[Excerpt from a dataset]
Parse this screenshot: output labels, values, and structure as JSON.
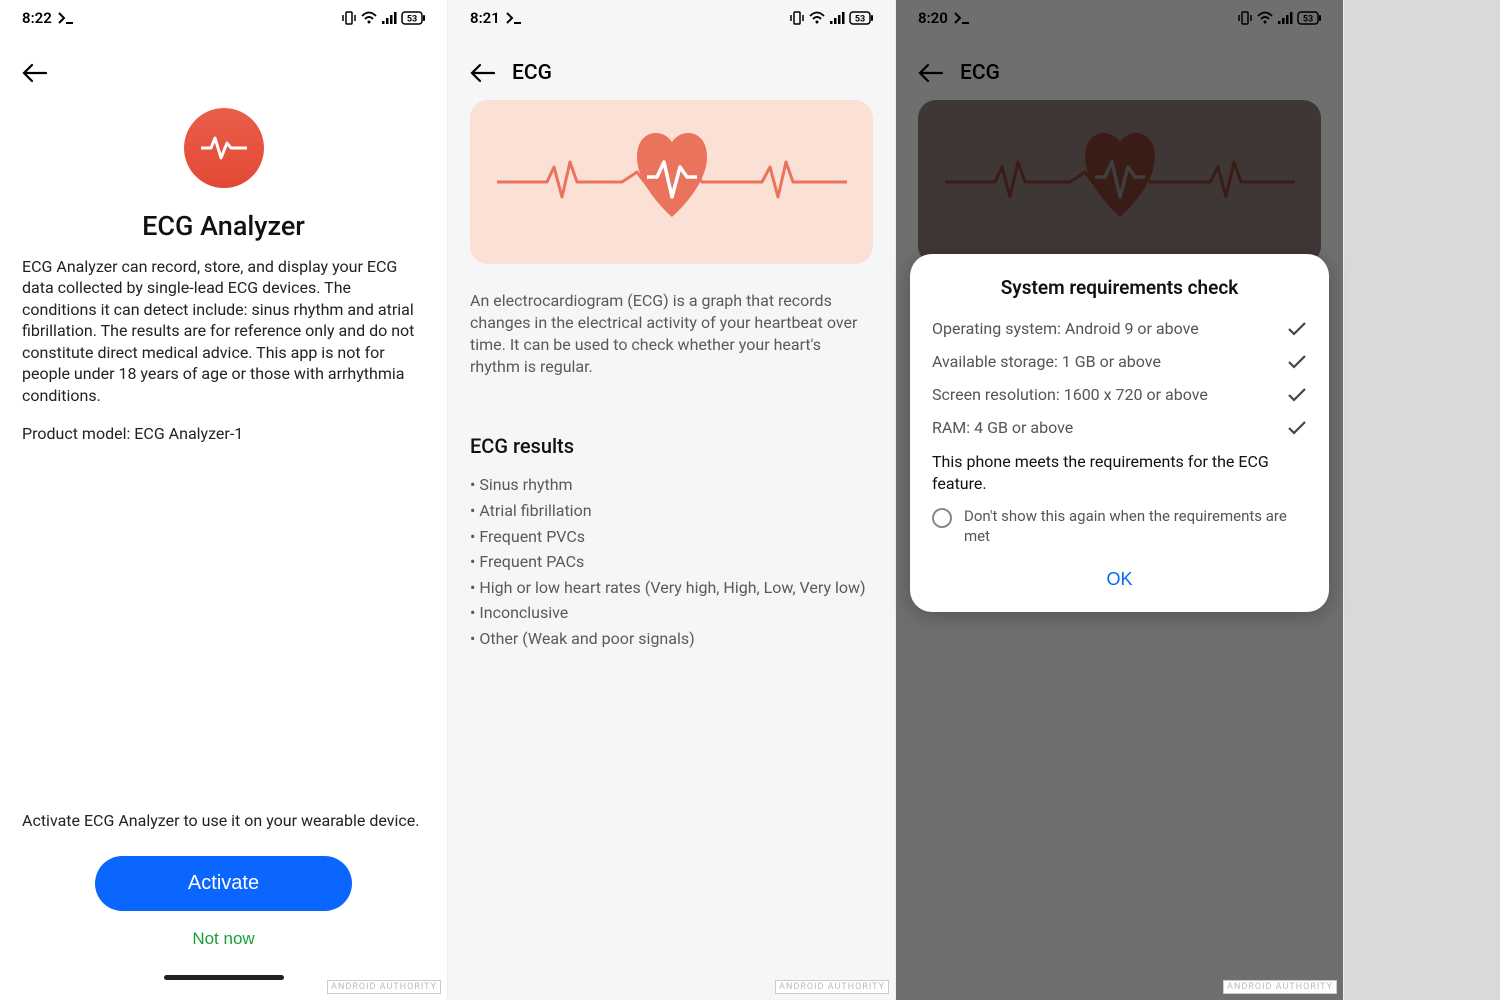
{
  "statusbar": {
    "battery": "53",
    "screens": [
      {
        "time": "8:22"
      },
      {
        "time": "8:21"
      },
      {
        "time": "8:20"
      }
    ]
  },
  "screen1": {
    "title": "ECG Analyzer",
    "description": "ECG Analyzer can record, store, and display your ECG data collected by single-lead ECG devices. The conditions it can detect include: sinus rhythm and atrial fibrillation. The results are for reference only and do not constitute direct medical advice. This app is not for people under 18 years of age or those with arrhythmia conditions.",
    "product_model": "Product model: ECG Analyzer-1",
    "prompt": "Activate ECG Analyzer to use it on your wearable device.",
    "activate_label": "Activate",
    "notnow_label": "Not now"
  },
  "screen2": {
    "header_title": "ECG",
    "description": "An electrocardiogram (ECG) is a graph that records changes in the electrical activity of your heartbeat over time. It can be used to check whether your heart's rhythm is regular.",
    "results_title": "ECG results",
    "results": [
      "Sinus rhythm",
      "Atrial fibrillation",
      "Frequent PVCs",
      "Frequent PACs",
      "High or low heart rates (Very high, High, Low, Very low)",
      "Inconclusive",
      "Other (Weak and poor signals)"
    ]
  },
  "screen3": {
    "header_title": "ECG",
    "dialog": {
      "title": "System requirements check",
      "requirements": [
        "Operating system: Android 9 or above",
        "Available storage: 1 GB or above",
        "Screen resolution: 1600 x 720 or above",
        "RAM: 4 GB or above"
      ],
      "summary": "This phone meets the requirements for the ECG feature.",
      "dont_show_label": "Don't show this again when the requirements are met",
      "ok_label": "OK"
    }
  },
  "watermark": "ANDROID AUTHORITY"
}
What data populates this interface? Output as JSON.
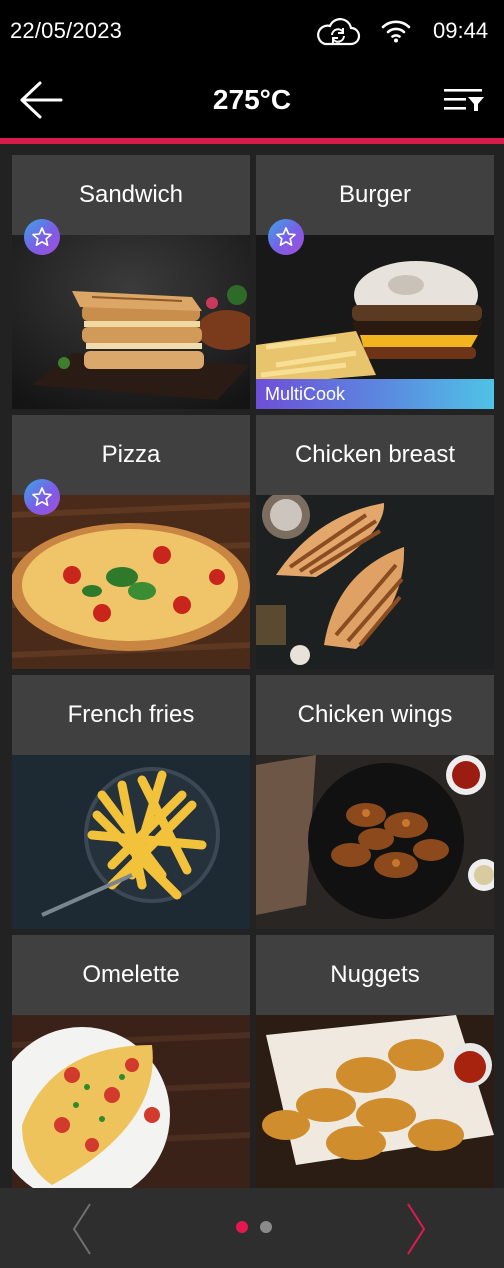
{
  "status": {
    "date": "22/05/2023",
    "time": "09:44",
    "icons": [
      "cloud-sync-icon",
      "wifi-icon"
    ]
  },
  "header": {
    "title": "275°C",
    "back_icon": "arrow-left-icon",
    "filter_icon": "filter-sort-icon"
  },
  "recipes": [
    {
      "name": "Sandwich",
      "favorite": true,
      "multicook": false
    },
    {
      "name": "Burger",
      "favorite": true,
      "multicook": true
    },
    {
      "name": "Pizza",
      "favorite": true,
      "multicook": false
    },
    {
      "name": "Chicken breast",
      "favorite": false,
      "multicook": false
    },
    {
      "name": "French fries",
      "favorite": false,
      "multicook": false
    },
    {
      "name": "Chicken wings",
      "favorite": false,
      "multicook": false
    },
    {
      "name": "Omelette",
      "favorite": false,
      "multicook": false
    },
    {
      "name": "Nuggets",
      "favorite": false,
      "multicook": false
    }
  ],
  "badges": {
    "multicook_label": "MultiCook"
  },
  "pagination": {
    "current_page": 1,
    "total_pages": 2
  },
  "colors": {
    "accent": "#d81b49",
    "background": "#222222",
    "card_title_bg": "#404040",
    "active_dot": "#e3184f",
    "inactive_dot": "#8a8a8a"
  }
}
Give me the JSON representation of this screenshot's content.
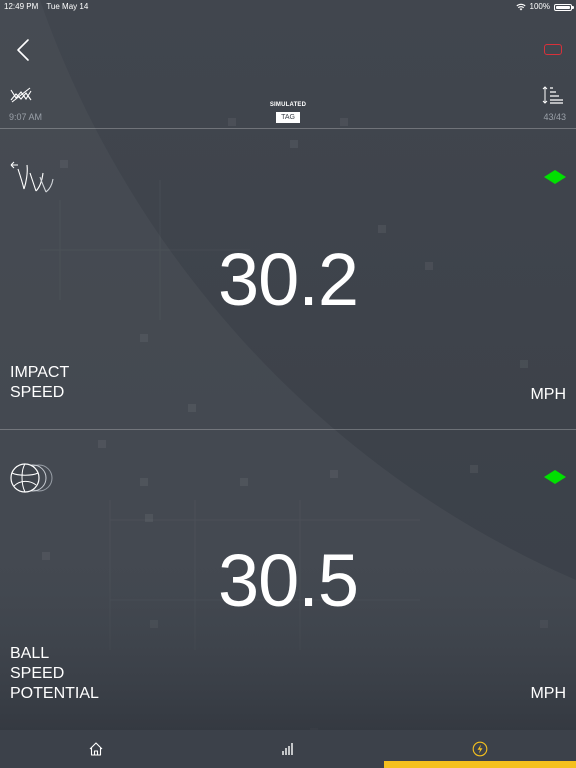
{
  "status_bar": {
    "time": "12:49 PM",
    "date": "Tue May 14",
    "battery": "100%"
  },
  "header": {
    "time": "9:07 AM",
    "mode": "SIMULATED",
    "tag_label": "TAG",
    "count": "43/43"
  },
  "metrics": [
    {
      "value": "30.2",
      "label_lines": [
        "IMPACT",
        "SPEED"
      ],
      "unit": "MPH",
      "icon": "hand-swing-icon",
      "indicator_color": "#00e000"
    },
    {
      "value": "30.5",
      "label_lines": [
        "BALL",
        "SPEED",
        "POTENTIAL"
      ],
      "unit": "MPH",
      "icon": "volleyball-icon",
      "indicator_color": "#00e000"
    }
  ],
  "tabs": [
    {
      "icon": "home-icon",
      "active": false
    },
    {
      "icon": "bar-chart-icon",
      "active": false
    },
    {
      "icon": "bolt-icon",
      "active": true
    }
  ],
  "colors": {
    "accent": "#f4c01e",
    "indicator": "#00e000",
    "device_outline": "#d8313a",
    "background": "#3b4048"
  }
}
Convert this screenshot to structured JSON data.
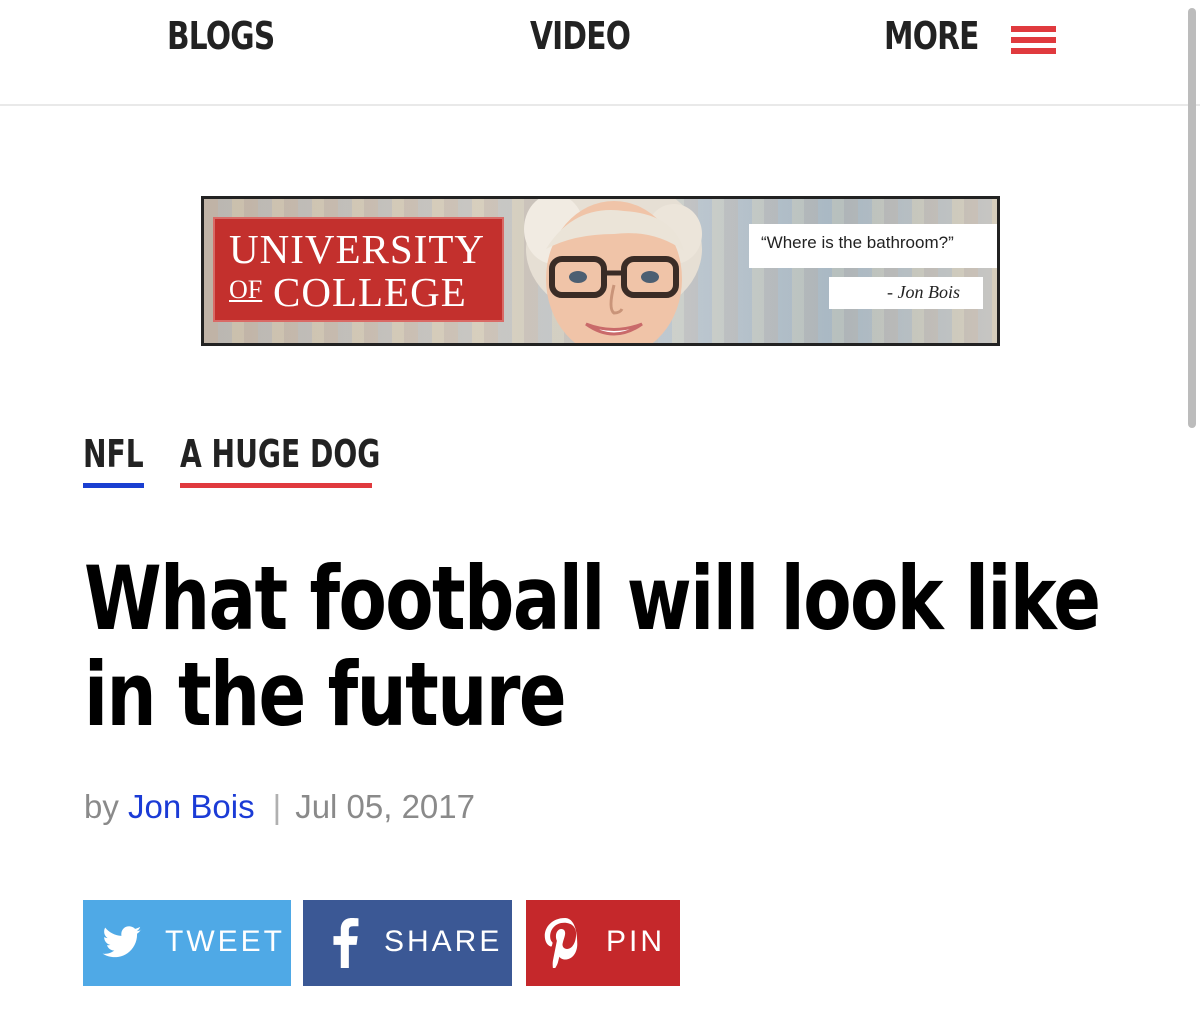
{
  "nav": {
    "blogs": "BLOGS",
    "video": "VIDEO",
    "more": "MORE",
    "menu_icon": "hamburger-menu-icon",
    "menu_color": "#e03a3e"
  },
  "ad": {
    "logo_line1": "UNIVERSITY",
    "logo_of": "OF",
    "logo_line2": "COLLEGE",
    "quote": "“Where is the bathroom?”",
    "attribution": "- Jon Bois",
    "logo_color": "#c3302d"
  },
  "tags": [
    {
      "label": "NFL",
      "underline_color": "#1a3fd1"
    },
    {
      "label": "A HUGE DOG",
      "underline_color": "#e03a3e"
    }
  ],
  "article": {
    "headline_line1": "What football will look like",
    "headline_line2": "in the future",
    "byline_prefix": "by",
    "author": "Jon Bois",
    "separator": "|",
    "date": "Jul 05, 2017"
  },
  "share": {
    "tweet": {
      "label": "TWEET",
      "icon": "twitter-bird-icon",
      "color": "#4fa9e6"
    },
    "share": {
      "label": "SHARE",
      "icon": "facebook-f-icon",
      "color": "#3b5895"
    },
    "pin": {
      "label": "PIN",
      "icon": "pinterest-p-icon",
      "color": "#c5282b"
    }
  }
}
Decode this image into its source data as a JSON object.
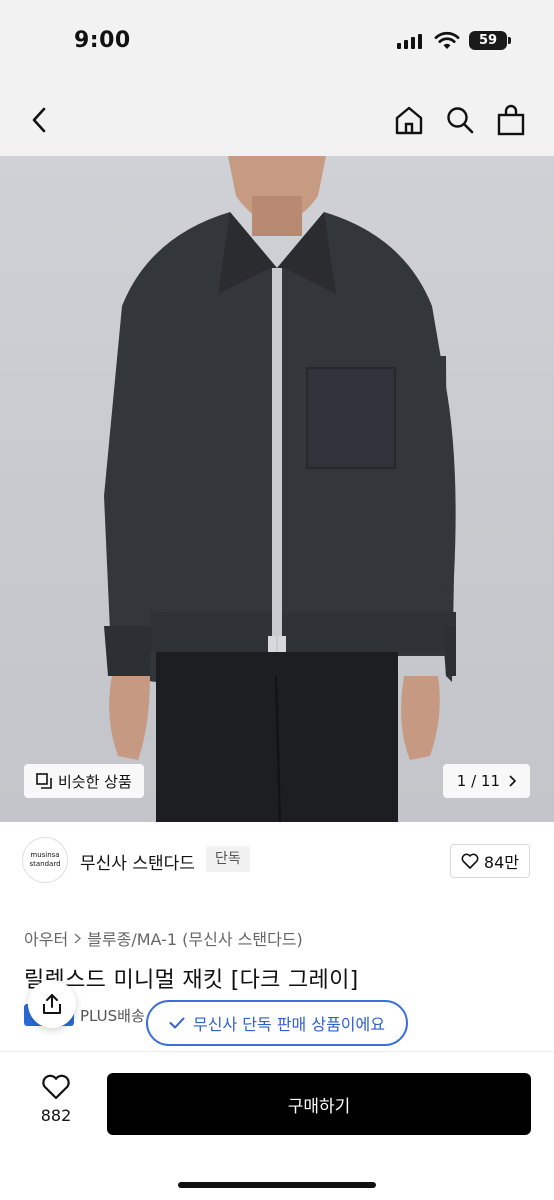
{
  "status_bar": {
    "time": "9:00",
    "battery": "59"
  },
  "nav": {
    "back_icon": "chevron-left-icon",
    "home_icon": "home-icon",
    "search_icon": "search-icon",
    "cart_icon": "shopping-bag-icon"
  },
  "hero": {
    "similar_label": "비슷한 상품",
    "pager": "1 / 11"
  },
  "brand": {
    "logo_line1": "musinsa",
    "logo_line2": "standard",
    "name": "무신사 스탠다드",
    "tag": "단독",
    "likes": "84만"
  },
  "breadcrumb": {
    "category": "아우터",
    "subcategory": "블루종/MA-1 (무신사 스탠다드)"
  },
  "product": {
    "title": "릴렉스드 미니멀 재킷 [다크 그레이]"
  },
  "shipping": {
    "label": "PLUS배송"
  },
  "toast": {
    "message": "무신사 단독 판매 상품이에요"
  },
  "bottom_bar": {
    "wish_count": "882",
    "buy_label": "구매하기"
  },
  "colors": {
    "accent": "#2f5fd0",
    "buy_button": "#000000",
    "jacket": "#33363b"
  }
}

- _Exercise objective_: Each line of the data should be quoted exactly, with pictures left out.

- _Solution_:
Parse this screenshot: output labels, values, and structure as JSON.
{
  "statusbar": {
    "battery": "53",
    "screens": [
      {
        "time": "8:22"
      },
      {
        "time": "8:21"
      },
      {
        "time": "8:20"
      }
    ]
  },
  "screen1": {
    "title": "ECG Analyzer",
    "description": "ECG Analyzer can record, store, and display your ECG data collected by single-lead ECG devices. The conditions it can detect include: sinus rhythm and atrial fibrillation. The results are for reference only and do not constitute direct medical advice. This app is not for people under 18 years of age or those with arrhythmia conditions.",
    "product_model": "Product model: ECG Analyzer-1",
    "prompt": "Activate ECG Analyzer to use it on your wearable device.",
    "activate_label": "Activate",
    "notnow_label": "Not now"
  },
  "screen2": {
    "header_title": "ECG",
    "description": "An electrocardiogram (ECG) is a graph that records changes in the electrical activity of your heartbeat over time. It can be used to check whether your heart's rhythm is regular.",
    "results_title": "ECG results",
    "results": [
      "Sinus rhythm",
      "Atrial fibrillation",
      "Frequent PVCs",
      "Frequent PACs",
      "High or low heart rates (Very high, High, Low, Very low)",
      "Inconclusive",
      "Other (Weak and poor signals)"
    ]
  },
  "screen3": {
    "header_title": "ECG",
    "dialog": {
      "title": "System requirements check",
      "requirements": [
        "Operating system: Android 9 or above",
        "Available storage: 1 GB or above",
        "Screen resolution: 1600 x 720 or above",
        "RAM: 4 GB or above"
      ],
      "summary": "This phone meets the requirements for the ECG feature.",
      "dont_show_label": "Don't show this again when the requirements are met",
      "ok_label": "OK"
    }
  },
  "watermark": "ANDROID AUTHORITY"
}
What data populates this interface? Output as JSON.
{
  "status": {
    "date": "22/05/2023",
    "time": "09:44",
    "icons": [
      "cloud-sync-icon",
      "wifi-icon"
    ]
  },
  "header": {
    "title": "275°C",
    "back_icon": "arrow-left-icon",
    "filter_icon": "filter-sort-icon"
  },
  "recipes": [
    {
      "name": "Sandwich",
      "favorite": true,
      "multicook": false
    },
    {
      "name": "Burger",
      "favorite": true,
      "multicook": true
    },
    {
      "name": "Pizza",
      "favorite": true,
      "multicook": false
    },
    {
      "name": "Chicken breast",
      "favorite": false,
      "multicook": false
    },
    {
      "name": "French fries",
      "favorite": false,
      "multicook": false
    },
    {
      "name": "Chicken wings",
      "favorite": false,
      "multicook": false
    },
    {
      "name": "Omelette",
      "favorite": false,
      "multicook": false
    },
    {
      "name": "Nuggets",
      "favorite": false,
      "multicook": false
    }
  ],
  "badges": {
    "multicook_label": "MultiCook"
  },
  "pagination": {
    "current_page": 1,
    "total_pages": 2
  },
  "colors": {
    "accent": "#d81b49",
    "background": "#222222",
    "card_title_bg": "#404040",
    "active_dot": "#e3184f",
    "inactive_dot": "#8a8a8a"
  }
}
Give me the JSON representation of this screenshot's content.
{
  "status_bar": {
    "time": "12:49 PM",
    "date": "Tue May 14",
    "battery": "100%"
  },
  "header": {
    "time": "9:07 AM",
    "mode": "SIMULATED",
    "tag_label": "TAG",
    "count": "43/43"
  },
  "metrics": [
    {
      "value": "30.2",
      "label_lines": [
        "IMPACT",
        "SPEED"
      ],
      "unit": "MPH",
      "icon": "hand-swing-icon",
      "indicator_color": "#00e000"
    },
    {
      "value": "30.5",
      "label_lines": [
        "BALL",
        "SPEED",
        "POTENTIAL"
      ],
      "unit": "MPH",
      "icon": "volleyball-icon",
      "indicator_color": "#00e000"
    }
  ],
  "tabs": [
    {
      "icon": "home-icon",
      "active": false
    },
    {
      "icon": "bar-chart-icon",
      "active": false
    },
    {
      "icon": "bolt-icon",
      "active": true
    }
  ],
  "colors": {
    "accent": "#f4c01e",
    "indicator": "#00e000",
    "device_outline": "#d8313a",
    "background": "#3b4048"
  }
}
Convert this screenshot to structured JSON data.
{
  "nav": {
    "blogs": "BLOGS",
    "video": "VIDEO",
    "more": "MORE",
    "menu_icon": "hamburger-menu-icon",
    "menu_color": "#e03a3e"
  },
  "ad": {
    "logo_line1": "UNIVERSITY",
    "logo_of": "OF",
    "logo_line2": "COLLEGE",
    "quote": "“Where is the bathroom?”",
    "attribution": "- Jon Bois",
    "logo_color": "#c3302d"
  },
  "tags": [
    {
      "label": "NFL",
      "underline_color": "#1a3fd1"
    },
    {
      "label": "A HUGE DOG",
      "underline_color": "#e03a3e"
    }
  ],
  "article": {
    "headline_line1": "What football will look like",
    "headline_line2": "in the future",
    "byline_prefix": "by",
    "author": "Jon Bois",
    "separator": "|",
    "date": "Jul 05, 2017"
  },
  "share": {
    "tweet": {
      "label": "TWEET",
      "icon": "twitter-bird-icon",
      "color": "#4fa9e6"
    },
    "share": {
      "label": "SHARE",
      "icon": "facebook-f-icon",
      "color": "#3b5895"
    },
    "pin": {
      "label": "PIN",
      "icon": "pinterest-p-icon",
      "color": "#c5282b"
    }
  }
}
Decode this image into its source data as a JSON object.
{
  "status_bar": {
    "time": "9:00",
    "battery": "59"
  },
  "nav": {
    "back_icon": "chevron-left-icon",
    "home_icon": "home-icon",
    "search_icon": "search-icon",
    "cart_icon": "shopping-bag-icon"
  },
  "hero": {
    "similar_label": "비슷한 상품",
    "pager": "1 / 11"
  },
  "brand": {
    "logo_line1": "musinsa",
    "logo_line2": "standard",
    "name": "무신사 스탠다드",
    "tag": "단독",
    "likes": "84만"
  },
  "breadcrumb": {
    "category": "아우터",
    "subcategory": "블루종/MA-1 (무신사 스탠다드)"
  },
  "product": {
    "title": "릴렉스드 미니멀 재킷 [다크 그레이]"
  },
  "shipping": {
    "label": "PLUS배송"
  },
  "toast": {
    "message": "무신사 단독 판매 상품이에요"
  },
  "bottom_bar": {
    "wish_count": "882",
    "buy_label": "구매하기"
  },
  "colors": {
    "accent": "#2f5fd0",
    "buy_button": "#000000",
    "jacket": "#33363b"
  }
}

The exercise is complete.